▸ EXERCISE BRIEF
Every line that holds "eller" should be shown.

Stored items

::::::

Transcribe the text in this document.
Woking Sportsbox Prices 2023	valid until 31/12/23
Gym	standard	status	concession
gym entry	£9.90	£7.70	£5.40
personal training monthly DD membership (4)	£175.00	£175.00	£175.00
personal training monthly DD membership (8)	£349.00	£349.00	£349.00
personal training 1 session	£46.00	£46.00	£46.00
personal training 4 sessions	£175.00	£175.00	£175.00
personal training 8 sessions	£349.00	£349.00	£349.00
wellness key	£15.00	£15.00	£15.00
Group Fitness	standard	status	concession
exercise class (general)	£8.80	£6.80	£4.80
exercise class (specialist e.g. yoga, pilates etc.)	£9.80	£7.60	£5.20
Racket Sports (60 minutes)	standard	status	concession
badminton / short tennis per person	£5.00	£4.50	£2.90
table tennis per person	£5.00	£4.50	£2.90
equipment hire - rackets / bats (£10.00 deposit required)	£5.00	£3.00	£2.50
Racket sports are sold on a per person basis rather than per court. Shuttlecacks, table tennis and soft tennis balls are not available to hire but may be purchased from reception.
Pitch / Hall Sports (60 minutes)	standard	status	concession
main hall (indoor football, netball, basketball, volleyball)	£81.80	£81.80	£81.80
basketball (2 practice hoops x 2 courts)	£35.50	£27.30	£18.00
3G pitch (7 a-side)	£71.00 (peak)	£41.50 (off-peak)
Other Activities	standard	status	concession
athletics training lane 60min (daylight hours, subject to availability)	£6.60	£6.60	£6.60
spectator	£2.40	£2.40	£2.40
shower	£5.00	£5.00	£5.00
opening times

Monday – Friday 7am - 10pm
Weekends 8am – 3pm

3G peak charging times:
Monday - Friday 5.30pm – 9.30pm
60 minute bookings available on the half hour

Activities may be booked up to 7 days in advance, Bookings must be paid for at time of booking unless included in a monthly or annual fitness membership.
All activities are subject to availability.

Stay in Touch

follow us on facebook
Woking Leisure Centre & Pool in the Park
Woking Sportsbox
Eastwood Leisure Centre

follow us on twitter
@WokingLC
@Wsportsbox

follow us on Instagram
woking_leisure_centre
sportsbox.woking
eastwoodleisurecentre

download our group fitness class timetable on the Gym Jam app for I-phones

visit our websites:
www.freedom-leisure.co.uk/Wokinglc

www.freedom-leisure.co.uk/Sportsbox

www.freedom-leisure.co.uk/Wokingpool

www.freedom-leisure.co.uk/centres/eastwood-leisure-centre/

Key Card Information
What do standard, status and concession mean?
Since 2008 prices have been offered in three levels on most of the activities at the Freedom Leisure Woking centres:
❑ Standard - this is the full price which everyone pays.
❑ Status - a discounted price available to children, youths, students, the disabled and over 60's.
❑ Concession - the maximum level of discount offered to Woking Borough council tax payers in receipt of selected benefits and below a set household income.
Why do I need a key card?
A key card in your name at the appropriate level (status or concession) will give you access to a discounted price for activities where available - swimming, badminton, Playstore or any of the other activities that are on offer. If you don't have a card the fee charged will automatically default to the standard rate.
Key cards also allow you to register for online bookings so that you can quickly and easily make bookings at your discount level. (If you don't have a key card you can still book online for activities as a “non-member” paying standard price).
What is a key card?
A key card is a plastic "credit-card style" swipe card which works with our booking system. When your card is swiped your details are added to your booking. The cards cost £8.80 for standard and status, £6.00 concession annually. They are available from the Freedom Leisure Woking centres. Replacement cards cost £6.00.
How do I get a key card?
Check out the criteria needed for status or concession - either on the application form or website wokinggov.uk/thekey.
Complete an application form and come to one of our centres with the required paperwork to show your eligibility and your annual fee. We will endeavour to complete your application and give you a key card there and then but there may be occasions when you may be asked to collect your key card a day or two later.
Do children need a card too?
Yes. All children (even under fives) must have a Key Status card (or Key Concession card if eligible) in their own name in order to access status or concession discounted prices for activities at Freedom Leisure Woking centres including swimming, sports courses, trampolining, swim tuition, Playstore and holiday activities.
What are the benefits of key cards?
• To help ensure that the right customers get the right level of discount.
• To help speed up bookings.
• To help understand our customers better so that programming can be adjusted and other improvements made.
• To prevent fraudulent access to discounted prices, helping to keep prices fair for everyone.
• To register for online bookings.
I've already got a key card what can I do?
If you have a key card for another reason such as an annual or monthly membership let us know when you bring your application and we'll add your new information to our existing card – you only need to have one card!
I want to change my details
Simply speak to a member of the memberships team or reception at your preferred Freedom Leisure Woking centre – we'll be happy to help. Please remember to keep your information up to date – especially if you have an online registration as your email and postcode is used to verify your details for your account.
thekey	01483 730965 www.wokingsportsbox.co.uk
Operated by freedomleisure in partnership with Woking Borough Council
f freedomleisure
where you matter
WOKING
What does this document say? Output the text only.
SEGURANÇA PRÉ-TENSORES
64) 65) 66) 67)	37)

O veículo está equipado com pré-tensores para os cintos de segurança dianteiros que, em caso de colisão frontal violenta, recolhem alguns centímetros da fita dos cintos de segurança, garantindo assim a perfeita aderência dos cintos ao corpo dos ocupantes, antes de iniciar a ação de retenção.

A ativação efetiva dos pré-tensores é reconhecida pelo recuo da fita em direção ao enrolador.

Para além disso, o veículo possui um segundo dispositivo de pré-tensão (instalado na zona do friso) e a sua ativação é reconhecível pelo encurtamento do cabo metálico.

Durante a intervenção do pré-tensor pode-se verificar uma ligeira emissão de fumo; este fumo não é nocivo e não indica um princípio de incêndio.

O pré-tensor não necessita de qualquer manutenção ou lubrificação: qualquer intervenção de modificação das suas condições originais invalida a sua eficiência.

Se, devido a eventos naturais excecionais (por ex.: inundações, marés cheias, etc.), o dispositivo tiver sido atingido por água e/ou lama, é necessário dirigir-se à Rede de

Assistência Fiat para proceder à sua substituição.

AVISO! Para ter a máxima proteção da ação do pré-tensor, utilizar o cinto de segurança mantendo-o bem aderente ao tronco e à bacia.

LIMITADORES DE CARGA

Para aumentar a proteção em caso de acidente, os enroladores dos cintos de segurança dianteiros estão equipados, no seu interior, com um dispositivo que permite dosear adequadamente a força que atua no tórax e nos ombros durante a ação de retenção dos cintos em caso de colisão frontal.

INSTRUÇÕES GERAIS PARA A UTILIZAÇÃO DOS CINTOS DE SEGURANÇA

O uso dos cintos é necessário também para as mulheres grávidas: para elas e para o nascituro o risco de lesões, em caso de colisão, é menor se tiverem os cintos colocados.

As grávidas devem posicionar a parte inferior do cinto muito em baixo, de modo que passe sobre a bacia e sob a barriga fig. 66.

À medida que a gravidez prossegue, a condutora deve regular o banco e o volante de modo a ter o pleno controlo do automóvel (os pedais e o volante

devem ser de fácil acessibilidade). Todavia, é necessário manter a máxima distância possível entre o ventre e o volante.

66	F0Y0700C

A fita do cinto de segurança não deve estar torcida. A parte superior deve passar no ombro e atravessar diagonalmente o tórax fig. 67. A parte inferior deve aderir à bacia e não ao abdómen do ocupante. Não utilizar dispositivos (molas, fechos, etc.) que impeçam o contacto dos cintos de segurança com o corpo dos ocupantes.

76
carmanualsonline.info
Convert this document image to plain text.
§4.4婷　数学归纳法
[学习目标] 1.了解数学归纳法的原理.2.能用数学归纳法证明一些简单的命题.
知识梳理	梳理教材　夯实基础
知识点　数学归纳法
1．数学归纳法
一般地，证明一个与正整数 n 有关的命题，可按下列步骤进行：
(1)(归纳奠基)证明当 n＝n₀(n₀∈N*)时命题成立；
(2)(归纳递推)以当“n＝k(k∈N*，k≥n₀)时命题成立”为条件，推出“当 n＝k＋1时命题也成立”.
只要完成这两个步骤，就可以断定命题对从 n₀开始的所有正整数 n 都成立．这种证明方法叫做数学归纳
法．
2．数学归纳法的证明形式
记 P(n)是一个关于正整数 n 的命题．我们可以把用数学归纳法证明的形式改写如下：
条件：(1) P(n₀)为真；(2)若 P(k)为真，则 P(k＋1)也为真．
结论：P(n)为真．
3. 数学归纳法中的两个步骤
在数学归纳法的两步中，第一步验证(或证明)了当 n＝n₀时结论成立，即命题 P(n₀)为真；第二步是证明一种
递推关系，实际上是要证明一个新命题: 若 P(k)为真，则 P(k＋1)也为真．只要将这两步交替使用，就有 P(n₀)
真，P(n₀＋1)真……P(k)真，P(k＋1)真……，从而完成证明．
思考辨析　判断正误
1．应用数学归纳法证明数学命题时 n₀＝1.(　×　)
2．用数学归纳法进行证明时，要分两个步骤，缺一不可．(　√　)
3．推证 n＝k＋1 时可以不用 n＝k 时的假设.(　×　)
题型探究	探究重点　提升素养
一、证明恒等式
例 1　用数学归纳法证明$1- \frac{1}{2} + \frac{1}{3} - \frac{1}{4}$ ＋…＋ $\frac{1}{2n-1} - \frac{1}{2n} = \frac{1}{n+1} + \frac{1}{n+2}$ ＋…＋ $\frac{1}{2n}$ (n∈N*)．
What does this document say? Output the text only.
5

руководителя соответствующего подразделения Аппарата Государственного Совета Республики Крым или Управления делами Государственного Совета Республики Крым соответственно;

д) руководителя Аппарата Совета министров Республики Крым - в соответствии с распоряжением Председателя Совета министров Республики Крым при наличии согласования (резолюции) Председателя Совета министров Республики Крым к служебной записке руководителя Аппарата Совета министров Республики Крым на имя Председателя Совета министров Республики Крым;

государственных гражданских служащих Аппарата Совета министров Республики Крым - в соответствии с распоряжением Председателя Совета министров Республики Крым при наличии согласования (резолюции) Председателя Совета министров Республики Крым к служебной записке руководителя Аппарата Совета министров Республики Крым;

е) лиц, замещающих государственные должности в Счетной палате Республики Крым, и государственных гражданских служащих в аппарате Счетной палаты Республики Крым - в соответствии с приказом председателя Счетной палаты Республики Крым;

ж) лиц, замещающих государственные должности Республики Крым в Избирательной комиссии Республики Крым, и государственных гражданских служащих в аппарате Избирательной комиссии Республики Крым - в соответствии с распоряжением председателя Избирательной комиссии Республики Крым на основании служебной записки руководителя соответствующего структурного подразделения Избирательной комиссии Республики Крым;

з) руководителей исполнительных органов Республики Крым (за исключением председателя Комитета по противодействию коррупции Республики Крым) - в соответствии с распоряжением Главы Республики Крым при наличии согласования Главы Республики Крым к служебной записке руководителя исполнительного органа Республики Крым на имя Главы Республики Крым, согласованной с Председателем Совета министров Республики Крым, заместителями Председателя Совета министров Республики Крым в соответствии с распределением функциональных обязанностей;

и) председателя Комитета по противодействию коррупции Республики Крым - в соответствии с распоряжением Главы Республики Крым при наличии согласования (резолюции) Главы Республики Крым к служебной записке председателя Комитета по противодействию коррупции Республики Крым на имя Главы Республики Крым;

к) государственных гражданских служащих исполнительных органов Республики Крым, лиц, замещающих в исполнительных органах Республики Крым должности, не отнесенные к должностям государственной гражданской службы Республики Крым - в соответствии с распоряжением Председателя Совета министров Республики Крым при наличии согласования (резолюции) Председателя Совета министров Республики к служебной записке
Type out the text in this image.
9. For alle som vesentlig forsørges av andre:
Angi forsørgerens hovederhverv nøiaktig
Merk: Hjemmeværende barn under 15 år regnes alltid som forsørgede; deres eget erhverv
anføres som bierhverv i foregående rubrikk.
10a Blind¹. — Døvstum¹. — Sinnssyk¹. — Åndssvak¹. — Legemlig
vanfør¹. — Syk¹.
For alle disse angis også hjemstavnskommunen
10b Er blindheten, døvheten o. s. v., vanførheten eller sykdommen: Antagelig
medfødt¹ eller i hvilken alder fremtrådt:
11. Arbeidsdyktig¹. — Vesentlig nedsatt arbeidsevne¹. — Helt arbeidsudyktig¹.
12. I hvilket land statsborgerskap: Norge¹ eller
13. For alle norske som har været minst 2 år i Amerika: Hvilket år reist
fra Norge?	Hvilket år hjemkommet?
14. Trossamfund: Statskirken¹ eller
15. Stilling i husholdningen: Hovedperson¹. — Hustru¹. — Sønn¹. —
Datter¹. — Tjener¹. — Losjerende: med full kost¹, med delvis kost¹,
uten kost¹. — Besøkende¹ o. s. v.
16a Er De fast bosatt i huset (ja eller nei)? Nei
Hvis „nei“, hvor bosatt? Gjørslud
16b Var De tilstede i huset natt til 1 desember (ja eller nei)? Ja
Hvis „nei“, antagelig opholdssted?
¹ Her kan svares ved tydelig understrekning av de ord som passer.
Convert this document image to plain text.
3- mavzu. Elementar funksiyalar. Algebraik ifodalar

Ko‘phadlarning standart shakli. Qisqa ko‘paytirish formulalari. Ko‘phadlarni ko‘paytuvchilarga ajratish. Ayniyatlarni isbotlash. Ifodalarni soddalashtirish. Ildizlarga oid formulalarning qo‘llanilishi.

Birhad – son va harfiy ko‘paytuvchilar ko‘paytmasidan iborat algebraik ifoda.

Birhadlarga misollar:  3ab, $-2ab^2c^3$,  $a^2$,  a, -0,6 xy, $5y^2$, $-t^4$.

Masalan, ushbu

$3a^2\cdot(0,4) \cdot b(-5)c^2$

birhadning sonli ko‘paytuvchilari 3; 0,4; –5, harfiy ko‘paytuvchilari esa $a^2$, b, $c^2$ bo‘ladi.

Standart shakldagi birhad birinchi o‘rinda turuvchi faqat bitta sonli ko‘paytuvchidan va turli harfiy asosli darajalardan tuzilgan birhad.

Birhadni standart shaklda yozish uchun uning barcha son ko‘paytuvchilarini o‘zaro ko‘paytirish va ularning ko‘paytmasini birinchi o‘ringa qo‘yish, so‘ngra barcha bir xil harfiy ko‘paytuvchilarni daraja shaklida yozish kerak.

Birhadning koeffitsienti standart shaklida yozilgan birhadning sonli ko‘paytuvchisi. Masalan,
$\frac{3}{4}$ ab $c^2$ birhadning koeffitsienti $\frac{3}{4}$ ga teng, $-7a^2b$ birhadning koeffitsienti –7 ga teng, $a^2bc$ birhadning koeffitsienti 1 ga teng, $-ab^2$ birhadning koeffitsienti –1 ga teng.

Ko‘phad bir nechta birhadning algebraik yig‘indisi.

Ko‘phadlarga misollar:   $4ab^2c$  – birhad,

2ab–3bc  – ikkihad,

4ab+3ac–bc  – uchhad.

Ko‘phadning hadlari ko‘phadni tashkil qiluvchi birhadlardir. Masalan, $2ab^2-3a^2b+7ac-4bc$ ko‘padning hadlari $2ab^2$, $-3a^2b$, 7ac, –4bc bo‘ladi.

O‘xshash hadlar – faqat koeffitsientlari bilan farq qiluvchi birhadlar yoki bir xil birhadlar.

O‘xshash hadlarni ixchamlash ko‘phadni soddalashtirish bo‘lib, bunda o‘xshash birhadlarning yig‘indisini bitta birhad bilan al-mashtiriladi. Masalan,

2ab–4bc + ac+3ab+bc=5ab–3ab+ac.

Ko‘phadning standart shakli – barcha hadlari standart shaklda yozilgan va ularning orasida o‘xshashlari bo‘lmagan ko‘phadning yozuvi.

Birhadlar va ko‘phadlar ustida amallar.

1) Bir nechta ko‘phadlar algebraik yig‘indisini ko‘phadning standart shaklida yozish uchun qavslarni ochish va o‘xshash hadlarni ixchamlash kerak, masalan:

::::::

▸ RESULT FOR THIS TASK
10b Er blindheten, døvheten o. s. v., vanførheten eller sykdommen: Antagelig
medfødt¹ eller i hvilken alder fremtrådt:
12. I hvilket land statsborgerskap: Norge¹ eller
14. Trossamfund: Statskirken¹ eller
16a Er De fast bosatt i huset (ja eller nei)? Nei
16b Var De tilstede i huset natt til 1 desember (ja eller nei)? Ja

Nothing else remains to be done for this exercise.